[START Record list]

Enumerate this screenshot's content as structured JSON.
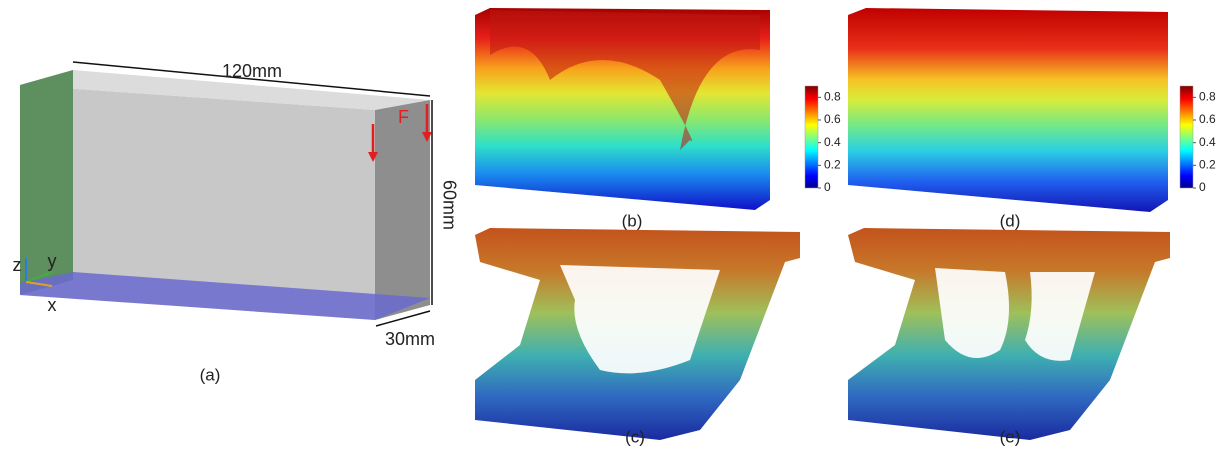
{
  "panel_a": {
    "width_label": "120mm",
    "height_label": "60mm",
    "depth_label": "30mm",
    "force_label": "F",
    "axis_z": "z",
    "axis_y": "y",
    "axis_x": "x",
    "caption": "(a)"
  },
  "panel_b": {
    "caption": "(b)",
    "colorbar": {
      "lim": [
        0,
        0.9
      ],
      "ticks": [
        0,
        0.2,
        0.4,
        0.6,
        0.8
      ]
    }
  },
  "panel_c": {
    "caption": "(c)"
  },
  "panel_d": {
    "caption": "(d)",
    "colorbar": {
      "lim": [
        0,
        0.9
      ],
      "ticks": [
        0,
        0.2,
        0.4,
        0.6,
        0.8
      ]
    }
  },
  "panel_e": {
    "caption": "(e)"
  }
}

[END Record list]

Do not include the images; transcribe the rest of the listing exactly.

■ **Task solution**:
Enumerate this screenshot's content as structured JSON.
{
  "panel_a": {
    "width_label": "120mm",
    "height_label": "60mm",
    "depth_label": "30mm",
    "force_label": "F",
    "axis_z": "z",
    "axis_y": "y",
    "axis_x": "x",
    "caption": "(a)"
  },
  "panel_b": {
    "caption": "(b)",
    "colorbar": {
      "lim": [
        0,
        0.9
      ],
      "ticks": [
        0,
        0.2,
        0.4,
        0.6,
        0.8
      ]
    }
  },
  "panel_c": {
    "caption": "(c)"
  },
  "panel_d": {
    "caption": "(d)",
    "colorbar": {
      "lim": [
        0,
        0.9
      ],
      "ticks": [
        0,
        0.2,
        0.4,
        0.6,
        0.8
      ]
    }
  },
  "panel_e": {
    "caption": "(e)"
  }
}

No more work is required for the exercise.